Required task: Output all the data exactly. Pictures do not belong in the copy.

Dataset records
►

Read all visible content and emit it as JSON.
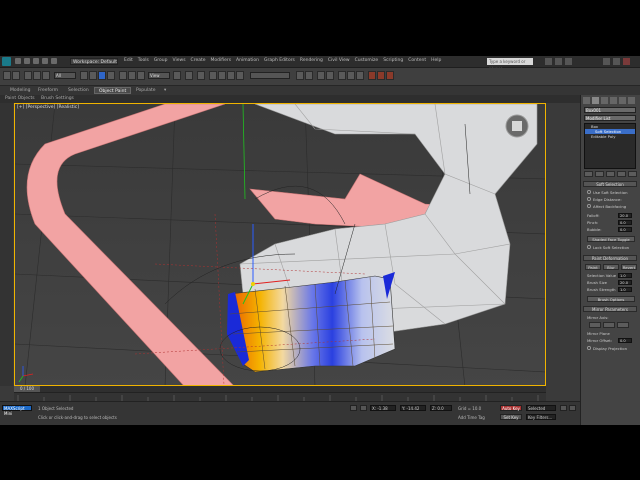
{
  "window": {
    "workspace": "Workspace: Default",
    "search_placeholder": "Type a keyword or phrase"
  },
  "menus": [
    "Edit",
    "Tools",
    "Group",
    "Views",
    "Create",
    "Modifiers",
    "Animation",
    "Graph Editors",
    "Rendering",
    "Civil View",
    "Customize",
    "Scripting",
    "Content",
    "Help"
  ],
  "toolbar": {
    "selection_filter": "All",
    "ref_coord": "View"
  },
  "ribbon": {
    "tabs": [
      "Modeling",
      "Freeform",
      "Selection",
      "Object Paint",
      "Populate"
    ],
    "active_tab": "Object Paint",
    "sub_items": [
      "Paint Objects",
      "Brush Settings"
    ]
  },
  "viewport": {
    "label": "[+] [Perspective] [Realistic]"
  },
  "command_panel": {
    "name_field": "Box001",
    "modifier_list": "Modifier List",
    "stack": [
      {
        "label": "Box",
        "selected": false,
        "sub": false
      },
      {
        "label": "Soft Selection",
        "selected": true,
        "sub": true
      },
      {
        "label": "Editable Poly",
        "selected": false,
        "sub": false
      }
    ],
    "rollouts": {
      "soft_selection": "Soft Selection",
      "paint_deformation": "Paint Deformation",
      "mirror": "Mirror Parameters"
    },
    "soft": {
      "use_soft": "Use Soft Selection",
      "edge_dist": "Edge Distance:",
      "affect_back": "Affect Backfacing",
      "falloff_label": "Falloff:",
      "falloff_val": "20.0",
      "pinch_label": "Pinch:",
      "pinch_val": "0.0",
      "bubble_label": "Bubble:",
      "bubble_val": "0.0",
      "shaded_face": "Shaded Face Toggle",
      "lock_soft": "Lock Soft Selection"
    },
    "paint": {
      "paint": "Paint",
      "blur": "Blur",
      "revert": "Revert",
      "value_label": "Selection Value",
      "value": "1.0",
      "brush_size_label": "Brush Size",
      "brush_size": "20.0",
      "brush_strength_label": "Brush Strength",
      "brush_strength": "1.0",
      "brush_options": "Brush Options"
    },
    "mirror": {
      "axis_label": "Mirror Axis:",
      "mirror_plane": "Mirror Plane",
      "mirror_offset_label": "Mirror Offset:",
      "mirror_offset": "0.0",
      "display_faces": "Display Projection"
    }
  },
  "timeline": {
    "frame": "0 / 100"
  },
  "status": {
    "objects": "1 Object Selected",
    "prompt": "Click or click-and-drag to select objects",
    "x": "X: -1.38",
    "y": "Y: -14.42",
    "z": "Z: 0.0",
    "grid": "Grid = 10.0",
    "autokey": "Auto Key",
    "selected": "Selected",
    "setkey": "Set Key",
    "keyfilters": "Key Filters...",
    "add_time_tag": "Add Time Tag",
    "maxscript": "MAXScript Mini"
  },
  "colors": {
    "viewport_bg": "#3d3d3d",
    "selection_orange": "#f08a00",
    "selection_blue": "#1a2ad8",
    "arrow_pink": "#f2a3a3",
    "mesh_light": "#d9dadc",
    "active_border": "#f0b400"
  }
}
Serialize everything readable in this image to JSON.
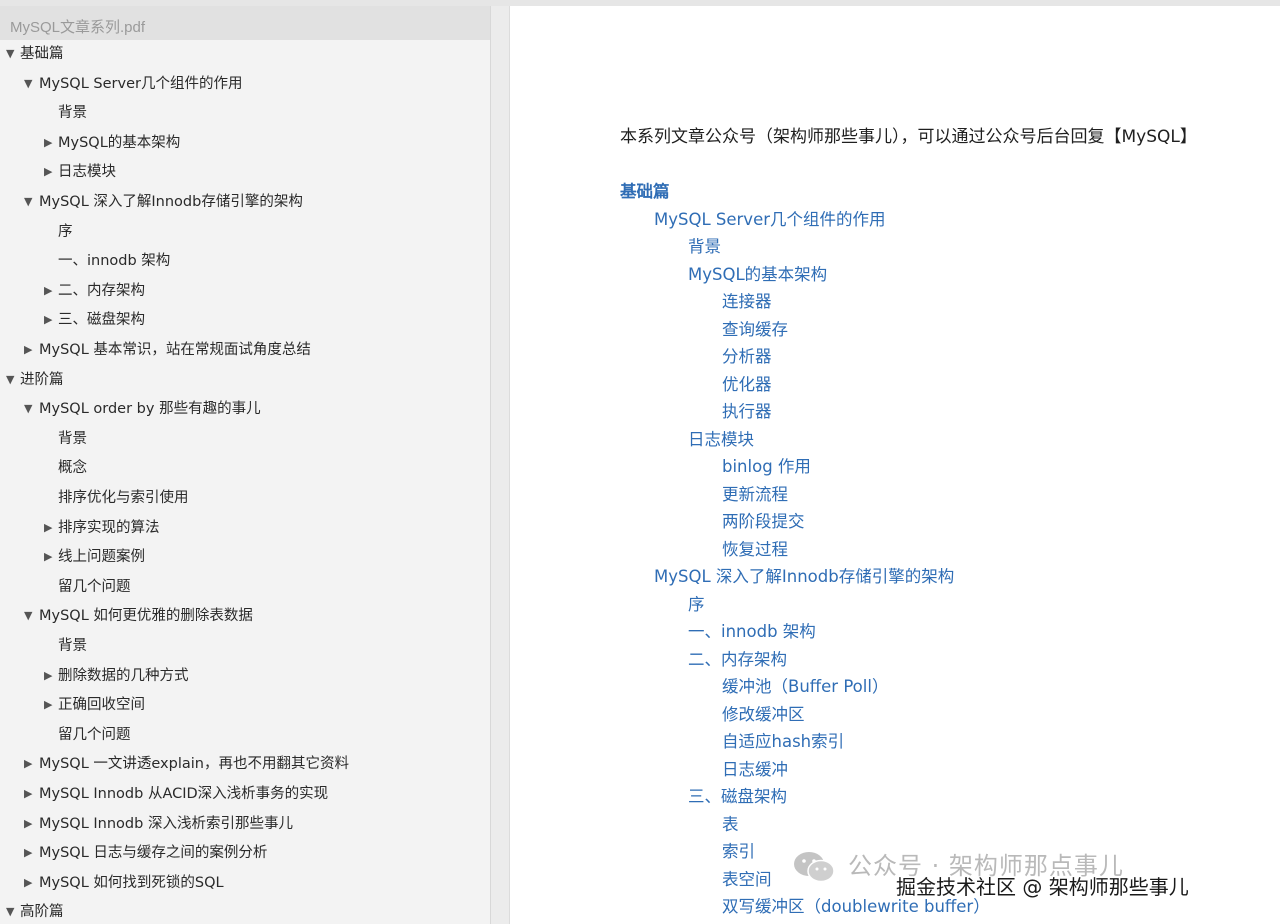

◄

Task answer:
Read all visible content and emit it as JSON.
{
  "window": {
    "workspace": "Workspace: Default",
    "search_placeholder": "Type a keyword or phrase"
  },
  "menus": [
    "Edit",
    "Tools",
    "Group",
    "Views",
    "Create",
    "Modifiers",
    "Animation",
    "Graph Editors",
    "Rendering",
    "Civil View",
    "Customize",
    "Scripting",
    "Content",
    "Help"
  ],
  "toolbar": {
    "selection_filter": "All",
    "ref_coord": "View"
  },
  "ribbon": {
    "tabs": [
      "Modeling",
      "Freeform",
      "Selection",
      "Object Paint",
      "Populate"
    ],
    "active_tab": "Object Paint",
    "sub_items": [
      "Paint Objects",
      "Brush Settings"
    ]
  },
  "viewport": {
    "label": "[+] [Perspective] [Realistic]"
  },
  "command_panel": {
    "name_field": "Box001",
    "modifier_list": "Modifier List",
    "stack": [
      {
        "label": "Box",
        "selected": false,
        "sub": false
      },
      {
        "label": "Soft Selection",
        "selected": true,
        "sub": true
      },
      {
        "label": "Editable Poly",
        "selected": false,
        "sub": false
      }
    ],
    "rollouts": {
      "soft_selection": "Soft Selection",
      "paint_deformation": "Paint Deformation",
      "mirror": "Mirror Parameters"
    },
    "soft": {
      "use_soft": "Use Soft Selection",
      "edge_dist": "Edge Distance:",
      "affect_back": "Affect Backfacing",
      "falloff_label": "Falloff:",
      "falloff_val": "20.0",
      "pinch_label": "Pinch:",
      "pinch_val": "0.0",
      "bubble_label": "Bubble:",
      "bubble_val": "0.0",
      "shaded_face": "Shaded Face Toggle",
      "lock_soft": "Lock Soft Selection"
    },
    "paint": {
      "paint": "Paint",
      "blur": "Blur",
      "revert": "Revert",
      "value_label": "Selection Value",
      "value": "1.0",
      "brush_size_label": "Brush Size",
      "brush_size": "20.0",
      "brush_strength_label": "Brush Strength",
      "brush_strength": "1.0",
      "brush_options": "Brush Options"
    },
    "mirror": {
      "axis_label": "Mirror Axis:",
      "mirror_plane": "Mirror Plane",
      "mirror_offset_label": "Mirror Offset:",
      "mirror_offset": "0.0",
      "display_faces": "Display Projection"
    }
  },
  "timeline": {
    "frame": "0 / 100"
  },
  "status": {
    "objects": "1 Object Selected",
    "prompt": "Click or click-and-drag to select objects",
    "x": "X: -1.38",
    "y": "Y: -14.42",
    "z": "Z: 0.0",
    "grid": "Grid = 10.0",
    "autokey": "Auto Key",
    "selected": "Selected",
    "setkey": "Set Key",
    "keyfilters": "Key Filters...",
    "add_time_tag": "Add Time Tag",
    "maxscript": "MAXScript Mini"
  },
  "colors": {
    "viewport_bg": "#3d3d3d",
    "selection_orange": "#f08a00",
    "selection_blue": "#1a2ad8",
    "arrow_pink": "#f2a3a3",
    "mesh_light": "#d9dadc",
    "active_border": "#f0b400"
  }
}
Serialize everything readable in this image to JSON.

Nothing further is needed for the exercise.